Task statement
Copy the listing character for character, from its first line through the line containing "160, 103, 170]", including both.
——
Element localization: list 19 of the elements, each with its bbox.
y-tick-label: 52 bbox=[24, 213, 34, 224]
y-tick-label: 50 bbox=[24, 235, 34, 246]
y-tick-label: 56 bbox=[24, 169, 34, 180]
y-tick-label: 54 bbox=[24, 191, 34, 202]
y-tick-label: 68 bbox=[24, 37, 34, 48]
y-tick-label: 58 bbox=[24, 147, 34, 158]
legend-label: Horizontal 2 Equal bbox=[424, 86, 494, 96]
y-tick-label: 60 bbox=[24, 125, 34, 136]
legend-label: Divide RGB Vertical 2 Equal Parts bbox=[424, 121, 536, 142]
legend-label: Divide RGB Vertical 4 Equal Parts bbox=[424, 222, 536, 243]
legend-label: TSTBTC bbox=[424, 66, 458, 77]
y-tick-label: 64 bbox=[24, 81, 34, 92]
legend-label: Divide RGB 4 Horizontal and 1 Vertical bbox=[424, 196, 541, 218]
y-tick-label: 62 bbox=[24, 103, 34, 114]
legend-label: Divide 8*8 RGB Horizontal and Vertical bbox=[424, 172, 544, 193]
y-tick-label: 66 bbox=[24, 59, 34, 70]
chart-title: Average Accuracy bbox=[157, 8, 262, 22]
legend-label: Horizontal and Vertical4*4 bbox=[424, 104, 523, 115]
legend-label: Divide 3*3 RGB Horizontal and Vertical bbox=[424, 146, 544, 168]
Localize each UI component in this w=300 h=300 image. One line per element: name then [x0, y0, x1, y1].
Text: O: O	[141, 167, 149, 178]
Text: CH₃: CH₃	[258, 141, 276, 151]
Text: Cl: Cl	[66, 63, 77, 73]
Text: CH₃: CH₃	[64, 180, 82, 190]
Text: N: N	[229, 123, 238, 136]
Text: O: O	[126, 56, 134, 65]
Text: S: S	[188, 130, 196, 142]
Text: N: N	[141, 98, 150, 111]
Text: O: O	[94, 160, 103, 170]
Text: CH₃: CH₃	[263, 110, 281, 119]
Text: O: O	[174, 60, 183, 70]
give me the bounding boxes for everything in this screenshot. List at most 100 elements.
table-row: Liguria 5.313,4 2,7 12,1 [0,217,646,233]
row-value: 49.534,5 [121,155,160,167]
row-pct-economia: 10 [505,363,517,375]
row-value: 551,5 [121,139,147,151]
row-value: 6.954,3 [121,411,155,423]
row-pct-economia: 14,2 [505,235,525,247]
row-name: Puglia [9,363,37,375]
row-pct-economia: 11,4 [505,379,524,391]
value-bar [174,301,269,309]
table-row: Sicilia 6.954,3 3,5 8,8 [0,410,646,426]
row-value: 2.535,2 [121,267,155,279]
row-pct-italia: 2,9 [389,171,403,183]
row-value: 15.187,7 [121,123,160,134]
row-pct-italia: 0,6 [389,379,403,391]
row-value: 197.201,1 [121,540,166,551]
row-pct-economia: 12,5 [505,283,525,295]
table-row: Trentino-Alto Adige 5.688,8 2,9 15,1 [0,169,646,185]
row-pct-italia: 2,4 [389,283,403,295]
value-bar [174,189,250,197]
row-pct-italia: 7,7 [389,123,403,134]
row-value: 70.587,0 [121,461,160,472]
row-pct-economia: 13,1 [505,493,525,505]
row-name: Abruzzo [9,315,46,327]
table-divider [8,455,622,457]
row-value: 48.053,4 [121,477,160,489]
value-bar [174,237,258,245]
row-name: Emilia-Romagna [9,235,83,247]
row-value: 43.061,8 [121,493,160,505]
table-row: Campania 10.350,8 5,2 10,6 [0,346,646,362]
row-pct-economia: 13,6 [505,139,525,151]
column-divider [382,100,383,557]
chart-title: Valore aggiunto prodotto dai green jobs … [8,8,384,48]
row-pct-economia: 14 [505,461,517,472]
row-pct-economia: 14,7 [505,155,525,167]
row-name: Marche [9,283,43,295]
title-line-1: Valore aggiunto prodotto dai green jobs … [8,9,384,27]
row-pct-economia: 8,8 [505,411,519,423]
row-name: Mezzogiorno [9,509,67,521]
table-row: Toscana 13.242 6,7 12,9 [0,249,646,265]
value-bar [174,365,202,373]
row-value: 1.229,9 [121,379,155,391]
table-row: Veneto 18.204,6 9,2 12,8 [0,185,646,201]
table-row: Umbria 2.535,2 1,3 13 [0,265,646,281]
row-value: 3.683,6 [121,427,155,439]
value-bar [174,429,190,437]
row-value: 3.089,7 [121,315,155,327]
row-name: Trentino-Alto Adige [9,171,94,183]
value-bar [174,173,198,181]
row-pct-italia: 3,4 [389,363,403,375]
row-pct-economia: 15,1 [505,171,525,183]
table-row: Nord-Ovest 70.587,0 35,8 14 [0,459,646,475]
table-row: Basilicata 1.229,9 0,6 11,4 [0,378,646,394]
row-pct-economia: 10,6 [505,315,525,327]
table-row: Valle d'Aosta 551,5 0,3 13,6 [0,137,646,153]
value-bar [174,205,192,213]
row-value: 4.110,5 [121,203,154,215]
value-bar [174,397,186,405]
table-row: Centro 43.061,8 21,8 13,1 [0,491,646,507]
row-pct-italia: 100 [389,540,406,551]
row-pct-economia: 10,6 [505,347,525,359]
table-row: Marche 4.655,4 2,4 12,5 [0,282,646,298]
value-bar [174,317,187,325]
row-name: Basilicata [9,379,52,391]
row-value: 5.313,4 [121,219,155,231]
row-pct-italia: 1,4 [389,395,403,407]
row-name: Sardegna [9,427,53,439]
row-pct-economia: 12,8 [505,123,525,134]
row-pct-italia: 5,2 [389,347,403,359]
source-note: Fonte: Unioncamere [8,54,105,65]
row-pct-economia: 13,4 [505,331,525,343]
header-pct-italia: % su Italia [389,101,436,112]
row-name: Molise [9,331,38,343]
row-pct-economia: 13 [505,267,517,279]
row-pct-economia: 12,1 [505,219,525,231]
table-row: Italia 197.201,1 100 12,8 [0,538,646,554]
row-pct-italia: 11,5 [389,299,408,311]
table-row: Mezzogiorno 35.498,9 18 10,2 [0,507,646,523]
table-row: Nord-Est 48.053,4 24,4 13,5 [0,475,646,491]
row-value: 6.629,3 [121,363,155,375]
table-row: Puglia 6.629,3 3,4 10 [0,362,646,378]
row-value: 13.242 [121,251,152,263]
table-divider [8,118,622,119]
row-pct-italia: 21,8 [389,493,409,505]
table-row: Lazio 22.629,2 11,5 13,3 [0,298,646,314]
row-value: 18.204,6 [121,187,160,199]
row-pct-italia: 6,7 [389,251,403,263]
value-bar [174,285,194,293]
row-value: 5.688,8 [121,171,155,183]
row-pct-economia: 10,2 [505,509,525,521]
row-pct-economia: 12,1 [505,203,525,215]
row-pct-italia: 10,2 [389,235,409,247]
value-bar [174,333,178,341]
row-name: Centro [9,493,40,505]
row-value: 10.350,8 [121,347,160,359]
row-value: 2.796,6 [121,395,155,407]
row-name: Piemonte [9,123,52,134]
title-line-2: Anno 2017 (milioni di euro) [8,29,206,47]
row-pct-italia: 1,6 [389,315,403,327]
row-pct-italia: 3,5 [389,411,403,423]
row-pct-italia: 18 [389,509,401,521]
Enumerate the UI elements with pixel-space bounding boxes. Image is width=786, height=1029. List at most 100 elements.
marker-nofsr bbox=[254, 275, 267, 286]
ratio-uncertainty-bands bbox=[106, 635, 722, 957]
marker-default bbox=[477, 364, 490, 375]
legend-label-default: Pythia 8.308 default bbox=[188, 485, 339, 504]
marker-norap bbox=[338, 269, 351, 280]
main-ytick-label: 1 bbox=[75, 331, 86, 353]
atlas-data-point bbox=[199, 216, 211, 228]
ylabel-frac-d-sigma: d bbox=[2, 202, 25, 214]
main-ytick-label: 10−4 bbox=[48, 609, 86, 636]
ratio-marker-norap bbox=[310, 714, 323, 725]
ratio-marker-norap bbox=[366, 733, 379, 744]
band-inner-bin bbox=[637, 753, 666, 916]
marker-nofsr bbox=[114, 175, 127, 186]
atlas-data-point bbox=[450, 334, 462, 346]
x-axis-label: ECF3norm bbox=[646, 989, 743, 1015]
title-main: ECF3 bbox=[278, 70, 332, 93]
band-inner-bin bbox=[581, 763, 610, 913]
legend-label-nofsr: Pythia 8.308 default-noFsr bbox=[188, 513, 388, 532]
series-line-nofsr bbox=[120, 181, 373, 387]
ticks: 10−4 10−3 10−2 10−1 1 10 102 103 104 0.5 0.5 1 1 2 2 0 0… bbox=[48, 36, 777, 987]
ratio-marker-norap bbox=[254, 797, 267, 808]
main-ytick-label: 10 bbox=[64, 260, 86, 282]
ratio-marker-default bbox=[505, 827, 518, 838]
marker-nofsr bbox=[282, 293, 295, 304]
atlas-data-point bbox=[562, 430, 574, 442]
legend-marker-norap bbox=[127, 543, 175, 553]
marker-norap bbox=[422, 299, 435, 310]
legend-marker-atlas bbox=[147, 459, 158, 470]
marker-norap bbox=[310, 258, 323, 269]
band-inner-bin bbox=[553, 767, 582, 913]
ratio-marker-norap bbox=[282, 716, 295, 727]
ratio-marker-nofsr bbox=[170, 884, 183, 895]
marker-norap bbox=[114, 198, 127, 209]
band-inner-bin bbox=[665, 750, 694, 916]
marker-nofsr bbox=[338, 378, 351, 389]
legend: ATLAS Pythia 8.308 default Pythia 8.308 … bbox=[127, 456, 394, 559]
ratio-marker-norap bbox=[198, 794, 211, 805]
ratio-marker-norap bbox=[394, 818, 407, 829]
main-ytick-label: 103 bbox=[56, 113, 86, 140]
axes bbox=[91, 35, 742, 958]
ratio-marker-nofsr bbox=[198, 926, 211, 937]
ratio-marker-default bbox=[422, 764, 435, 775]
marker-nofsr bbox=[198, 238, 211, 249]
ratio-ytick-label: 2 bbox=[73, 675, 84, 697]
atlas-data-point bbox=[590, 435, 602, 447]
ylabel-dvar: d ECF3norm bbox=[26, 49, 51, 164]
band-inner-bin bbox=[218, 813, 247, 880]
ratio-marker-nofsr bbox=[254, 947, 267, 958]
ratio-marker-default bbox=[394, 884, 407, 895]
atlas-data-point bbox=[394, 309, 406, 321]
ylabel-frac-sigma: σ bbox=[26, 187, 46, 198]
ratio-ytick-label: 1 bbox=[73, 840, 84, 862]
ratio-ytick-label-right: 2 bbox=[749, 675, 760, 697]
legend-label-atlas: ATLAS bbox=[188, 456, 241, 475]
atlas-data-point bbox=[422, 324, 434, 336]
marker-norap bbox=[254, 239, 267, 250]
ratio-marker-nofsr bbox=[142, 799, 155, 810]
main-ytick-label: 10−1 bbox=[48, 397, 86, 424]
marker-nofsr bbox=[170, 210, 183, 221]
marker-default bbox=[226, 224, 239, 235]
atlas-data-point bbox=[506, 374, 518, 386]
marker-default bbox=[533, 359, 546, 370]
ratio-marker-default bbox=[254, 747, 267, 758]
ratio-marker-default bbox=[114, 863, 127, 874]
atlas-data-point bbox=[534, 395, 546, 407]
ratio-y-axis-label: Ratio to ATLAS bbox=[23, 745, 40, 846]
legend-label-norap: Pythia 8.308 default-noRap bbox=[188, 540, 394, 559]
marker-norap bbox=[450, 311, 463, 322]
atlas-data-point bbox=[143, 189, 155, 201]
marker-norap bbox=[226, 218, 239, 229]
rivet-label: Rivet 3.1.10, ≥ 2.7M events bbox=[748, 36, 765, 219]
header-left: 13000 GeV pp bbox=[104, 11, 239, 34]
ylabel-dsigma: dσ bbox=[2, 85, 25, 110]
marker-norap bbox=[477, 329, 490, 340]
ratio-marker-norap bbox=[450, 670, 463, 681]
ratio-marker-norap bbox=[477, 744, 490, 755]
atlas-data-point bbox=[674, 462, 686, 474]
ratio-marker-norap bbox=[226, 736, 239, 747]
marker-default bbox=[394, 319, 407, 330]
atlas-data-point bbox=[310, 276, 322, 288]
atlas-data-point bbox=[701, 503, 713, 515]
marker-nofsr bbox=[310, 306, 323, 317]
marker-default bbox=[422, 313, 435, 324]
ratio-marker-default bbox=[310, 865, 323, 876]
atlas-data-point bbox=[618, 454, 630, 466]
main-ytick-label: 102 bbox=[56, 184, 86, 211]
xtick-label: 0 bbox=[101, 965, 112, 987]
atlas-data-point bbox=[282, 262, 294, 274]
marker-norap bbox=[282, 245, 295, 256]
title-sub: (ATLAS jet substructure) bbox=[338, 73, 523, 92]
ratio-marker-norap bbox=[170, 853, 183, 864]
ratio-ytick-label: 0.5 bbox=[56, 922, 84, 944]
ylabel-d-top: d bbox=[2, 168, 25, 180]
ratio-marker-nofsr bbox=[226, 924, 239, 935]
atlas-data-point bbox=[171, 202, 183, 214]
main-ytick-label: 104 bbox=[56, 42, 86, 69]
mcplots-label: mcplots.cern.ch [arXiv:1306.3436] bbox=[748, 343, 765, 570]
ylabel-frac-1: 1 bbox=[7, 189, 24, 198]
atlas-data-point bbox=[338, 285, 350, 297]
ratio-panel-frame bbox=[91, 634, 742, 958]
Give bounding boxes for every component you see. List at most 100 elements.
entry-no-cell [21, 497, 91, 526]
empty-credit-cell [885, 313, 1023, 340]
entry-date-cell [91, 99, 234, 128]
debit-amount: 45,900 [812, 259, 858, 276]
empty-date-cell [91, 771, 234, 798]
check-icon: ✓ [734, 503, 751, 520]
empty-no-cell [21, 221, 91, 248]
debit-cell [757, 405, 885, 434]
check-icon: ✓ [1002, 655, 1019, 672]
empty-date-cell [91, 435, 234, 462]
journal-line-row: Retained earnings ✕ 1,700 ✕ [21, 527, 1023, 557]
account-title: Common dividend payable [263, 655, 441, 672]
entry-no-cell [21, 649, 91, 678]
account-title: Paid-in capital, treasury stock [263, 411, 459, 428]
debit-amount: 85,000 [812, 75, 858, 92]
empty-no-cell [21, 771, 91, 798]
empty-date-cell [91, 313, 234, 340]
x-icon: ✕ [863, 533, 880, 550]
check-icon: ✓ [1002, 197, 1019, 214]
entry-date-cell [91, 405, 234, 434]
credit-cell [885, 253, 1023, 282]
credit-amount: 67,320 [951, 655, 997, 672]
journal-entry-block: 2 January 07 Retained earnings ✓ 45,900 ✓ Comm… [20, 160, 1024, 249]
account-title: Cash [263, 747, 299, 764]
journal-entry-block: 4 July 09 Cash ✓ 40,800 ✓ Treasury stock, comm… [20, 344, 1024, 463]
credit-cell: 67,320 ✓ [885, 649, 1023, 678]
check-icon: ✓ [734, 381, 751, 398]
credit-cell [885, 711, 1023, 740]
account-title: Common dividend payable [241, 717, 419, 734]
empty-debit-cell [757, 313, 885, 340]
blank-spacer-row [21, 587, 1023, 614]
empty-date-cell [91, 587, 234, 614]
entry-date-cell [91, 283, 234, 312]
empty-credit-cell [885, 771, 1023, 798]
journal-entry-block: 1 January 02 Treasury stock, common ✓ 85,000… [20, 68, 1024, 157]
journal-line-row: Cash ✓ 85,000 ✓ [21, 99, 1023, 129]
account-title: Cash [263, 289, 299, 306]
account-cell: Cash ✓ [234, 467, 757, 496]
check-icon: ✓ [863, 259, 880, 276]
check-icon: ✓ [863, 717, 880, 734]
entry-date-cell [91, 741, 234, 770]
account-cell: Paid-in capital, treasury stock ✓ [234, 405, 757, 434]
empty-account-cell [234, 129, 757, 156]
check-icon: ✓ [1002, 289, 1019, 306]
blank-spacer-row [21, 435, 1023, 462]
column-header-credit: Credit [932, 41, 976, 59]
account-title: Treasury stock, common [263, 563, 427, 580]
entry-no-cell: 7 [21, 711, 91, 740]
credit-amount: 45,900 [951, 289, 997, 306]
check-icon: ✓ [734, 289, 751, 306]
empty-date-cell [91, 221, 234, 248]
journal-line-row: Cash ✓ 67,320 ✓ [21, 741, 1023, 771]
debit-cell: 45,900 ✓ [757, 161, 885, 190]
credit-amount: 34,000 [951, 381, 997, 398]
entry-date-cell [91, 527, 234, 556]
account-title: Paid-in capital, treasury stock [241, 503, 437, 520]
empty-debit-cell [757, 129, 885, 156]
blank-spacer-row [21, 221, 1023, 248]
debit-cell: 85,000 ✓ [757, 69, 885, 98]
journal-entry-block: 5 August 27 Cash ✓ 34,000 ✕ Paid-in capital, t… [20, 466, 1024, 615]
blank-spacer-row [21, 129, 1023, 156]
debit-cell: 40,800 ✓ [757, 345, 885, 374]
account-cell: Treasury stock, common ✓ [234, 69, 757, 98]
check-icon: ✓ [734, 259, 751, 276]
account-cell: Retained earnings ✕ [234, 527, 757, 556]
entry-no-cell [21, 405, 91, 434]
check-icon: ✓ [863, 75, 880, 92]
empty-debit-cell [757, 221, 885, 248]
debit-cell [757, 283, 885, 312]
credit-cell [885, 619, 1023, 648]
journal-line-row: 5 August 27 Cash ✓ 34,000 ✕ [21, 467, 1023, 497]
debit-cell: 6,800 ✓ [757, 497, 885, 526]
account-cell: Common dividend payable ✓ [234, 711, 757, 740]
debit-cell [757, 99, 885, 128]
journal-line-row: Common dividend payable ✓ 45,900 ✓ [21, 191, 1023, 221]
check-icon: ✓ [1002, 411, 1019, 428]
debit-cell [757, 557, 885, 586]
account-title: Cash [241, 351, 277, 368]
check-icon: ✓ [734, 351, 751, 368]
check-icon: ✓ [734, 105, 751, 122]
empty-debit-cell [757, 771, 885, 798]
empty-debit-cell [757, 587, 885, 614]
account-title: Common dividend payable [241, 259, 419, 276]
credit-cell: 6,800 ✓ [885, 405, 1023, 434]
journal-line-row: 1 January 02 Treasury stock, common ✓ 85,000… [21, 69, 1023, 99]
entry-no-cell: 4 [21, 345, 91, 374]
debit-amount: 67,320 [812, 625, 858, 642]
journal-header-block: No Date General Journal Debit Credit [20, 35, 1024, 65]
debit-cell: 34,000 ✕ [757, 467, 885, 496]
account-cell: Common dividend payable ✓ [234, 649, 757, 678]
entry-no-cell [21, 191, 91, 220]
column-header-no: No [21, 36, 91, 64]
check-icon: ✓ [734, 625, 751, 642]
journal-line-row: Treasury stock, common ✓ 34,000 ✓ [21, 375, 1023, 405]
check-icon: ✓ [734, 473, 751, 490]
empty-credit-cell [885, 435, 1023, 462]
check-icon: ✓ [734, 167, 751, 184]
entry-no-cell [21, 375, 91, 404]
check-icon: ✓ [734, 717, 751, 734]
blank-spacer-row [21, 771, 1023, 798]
——
Result of this task
Element localization: list 19 of the elements, each with its bbox.
y-tick-label: 52 bbox=[24, 213, 34, 224]
y-tick-label: 50 bbox=[24, 235, 34, 246]
y-tick-label: 56 bbox=[24, 169, 34, 180]
y-tick-label: 54 bbox=[24, 191, 34, 202]
y-tick-label: 68 bbox=[24, 37, 34, 48]
y-tick-label: 58 bbox=[24, 147, 34, 158]
legend-label: Horizontal 2 Equal bbox=[424, 86, 494, 96]
y-tick-label: 60 bbox=[24, 125, 34, 136]
legend-label: Divide RGB Vertical 2 Equal Parts bbox=[424, 121, 536, 142]
legend-label: Divide RGB Vertical 4 Equal Parts bbox=[424, 222, 536, 243]
legend-label: TSTBTC bbox=[424, 66, 458, 77]
y-tick-label: 64 bbox=[24, 81, 34, 92]
legend-label: Divide RGB 4 Horizontal and 1 Vertical bbox=[424, 196, 541, 218]
y-tick-label: 62 bbox=[24, 103, 34, 114]
legend-label: Divide 8*8 RGB Horizontal and Vertical bbox=[424, 172, 544, 193]
y-tick-label: 66 bbox=[24, 59, 34, 70]
chart-title: Average Accuracy bbox=[157, 8, 262, 22]
legend-label: Horizontal and Vertical4*4 bbox=[424, 104, 523, 115]
legend-label: Divide 3*3 RGB Horizontal and Vertical bbox=[424, 146, 544, 168]
Localize each UI component in this w=300 h=300 image. One line per element: name then [x0, y0, x1, y1].
Text: O: O	[141, 167, 149, 178]
Text: CH₃: CH₃	[258, 141, 276, 151]
Text: Cl: Cl	[66, 63, 77, 73]
Text: CH₃: CH₃	[64, 180, 82, 190]
Text: N: N	[229, 123, 238, 136]
Text: O: O	[126, 56, 134, 65]
Text: S: S	[188, 130, 196, 142]
Text: N: N	[141, 98, 150, 111]
Text: O: O	[94, 160, 103, 170]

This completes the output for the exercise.